Task instructions:
All entries should be output exactly as they stand.

Dataset records:
START

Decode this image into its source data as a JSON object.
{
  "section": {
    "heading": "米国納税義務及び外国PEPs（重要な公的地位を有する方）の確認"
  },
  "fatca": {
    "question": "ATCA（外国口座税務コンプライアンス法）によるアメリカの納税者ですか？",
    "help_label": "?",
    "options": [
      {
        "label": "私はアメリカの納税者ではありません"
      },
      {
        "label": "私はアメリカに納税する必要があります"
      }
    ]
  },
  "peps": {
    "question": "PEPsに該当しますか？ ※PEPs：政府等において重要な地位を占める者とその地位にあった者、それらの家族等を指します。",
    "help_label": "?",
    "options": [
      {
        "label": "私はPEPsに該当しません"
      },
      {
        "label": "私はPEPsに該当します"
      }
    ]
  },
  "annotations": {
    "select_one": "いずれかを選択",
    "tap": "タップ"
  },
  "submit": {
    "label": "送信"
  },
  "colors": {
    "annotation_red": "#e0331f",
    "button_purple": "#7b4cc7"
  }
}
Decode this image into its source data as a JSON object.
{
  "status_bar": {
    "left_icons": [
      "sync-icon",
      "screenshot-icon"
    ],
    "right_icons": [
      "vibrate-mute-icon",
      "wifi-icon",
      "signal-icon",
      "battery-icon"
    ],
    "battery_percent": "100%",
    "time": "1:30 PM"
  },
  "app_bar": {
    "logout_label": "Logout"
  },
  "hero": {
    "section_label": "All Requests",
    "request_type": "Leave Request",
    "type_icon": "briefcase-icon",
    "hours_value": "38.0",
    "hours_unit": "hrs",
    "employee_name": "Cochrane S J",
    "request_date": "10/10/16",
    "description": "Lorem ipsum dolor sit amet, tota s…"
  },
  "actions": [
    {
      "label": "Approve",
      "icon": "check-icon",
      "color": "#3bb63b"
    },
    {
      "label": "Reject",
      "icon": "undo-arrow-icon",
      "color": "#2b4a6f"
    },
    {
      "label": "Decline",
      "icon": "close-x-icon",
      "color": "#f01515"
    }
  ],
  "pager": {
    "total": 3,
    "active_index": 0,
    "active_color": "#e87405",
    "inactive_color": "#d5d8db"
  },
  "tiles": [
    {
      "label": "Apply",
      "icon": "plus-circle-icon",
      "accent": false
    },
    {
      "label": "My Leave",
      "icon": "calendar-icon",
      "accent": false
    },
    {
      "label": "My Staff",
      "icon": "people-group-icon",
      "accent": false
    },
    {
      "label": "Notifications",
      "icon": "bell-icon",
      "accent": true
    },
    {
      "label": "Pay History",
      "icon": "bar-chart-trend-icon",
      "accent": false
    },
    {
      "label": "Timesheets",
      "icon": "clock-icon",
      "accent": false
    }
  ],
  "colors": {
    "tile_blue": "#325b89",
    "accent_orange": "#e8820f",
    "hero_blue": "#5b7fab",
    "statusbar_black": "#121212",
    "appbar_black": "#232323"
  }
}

END

Solution:
Decode this image into its source data as a JSON object.
{
  "section": {
    "heading": "米国納税義務及び外国PEPs（重要な公的地位を有する方）の確認"
  },
  "fatca": {
    "question": "ATCA（外国口座税務コンプライアンス法）によるアメリカの納税者ですか？",
    "help_label": "?",
    "options": [
      {
        "label": "私はアメリカの納税者ではありません"
      },
      {
        "label": "私はアメリカに納税する必要があります"
      }
    ]
  },
  "peps": {
    "question": "PEPsに該当しますか？ ※PEPs：政府等において重要な地位を占める者とその地位にあった者、それらの家族等を指します。",
    "help_label": "?",
    "options": [
      {
        "label": "私はPEPsに該当しません"
      },
      {
        "label": "私はPEPsに該当します"
      }
    ]
  },
  "annotations": {
    "select_one": "いずれかを選択",
    "tap": "タップ"
  },
  "submit": {
    "label": "送信"
  },
  "colors": {
    "annotation_red": "#e0331f",
    "button_purple": "#7b4cc7"
  }
}
Decode this image into its source data as a JSON object.
{
  "status_bar": {
    "left_icons": [
      "sync-icon",
      "screenshot-icon"
    ],
    "right_icons": [
      "vibrate-mute-icon",
      "wifi-icon",
      "signal-icon",
      "battery-icon"
    ],
    "battery_percent": "100%",
    "time": "1:30 PM"
  },
  "app_bar": {
    "logout_label": "Logout"
  },
  "hero": {
    "section_label": "All Requests",
    "request_type": "Leave Request",
    "type_icon": "briefcase-icon",
    "hours_value": "38.0",
    "hours_unit": "hrs",
    "employee_name": "Cochrane S J",
    "request_date": "10/10/16",
    "description": "Lorem ipsum dolor sit amet, tota s…"
  },
  "actions": [
    {
      "label": "Approve",
      "icon": "check-icon",
      "color": "#3bb63b"
    },
    {
      "label": "Reject",
      "icon": "undo-arrow-icon",
      "color": "#2b4a6f"
    },
    {
      "label": "Decline",
      "icon": "close-x-icon",
      "color": "#f01515"
    }
  ],
  "pager": {
    "total": 3,
    "active_index": 0,
    "active_color": "#e87405",
    "inactive_color": "#d5d8db"
  },
  "tiles": [
    {
      "label": "Apply",
      "icon": "plus-circle-icon",
      "accent": false
    },
    {
      "label": "My Leave",
      "icon": "calendar-icon",
      "accent": false
    },
    {
      "label": "My Staff",
      "icon": "people-group-icon",
      "accent": false
    },
    {
      "label": "Notifications",
      "icon": "bell-icon",
      "accent": true
    },
    {
      "label": "Pay History",
      "icon": "bar-chart-trend-icon",
      "accent": false
    },
    {
      "label": "Timesheets",
      "icon": "clock-icon",
      "accent": false
    }
  ],
  "colors": {
    "tile_blue": "#325b89",
    "accent_orange": "#e8820f",
    "hero_blue": "#5b7fab",
    "statusbar_black": "#121212",
    "appbar_black": "#232323"
  }
}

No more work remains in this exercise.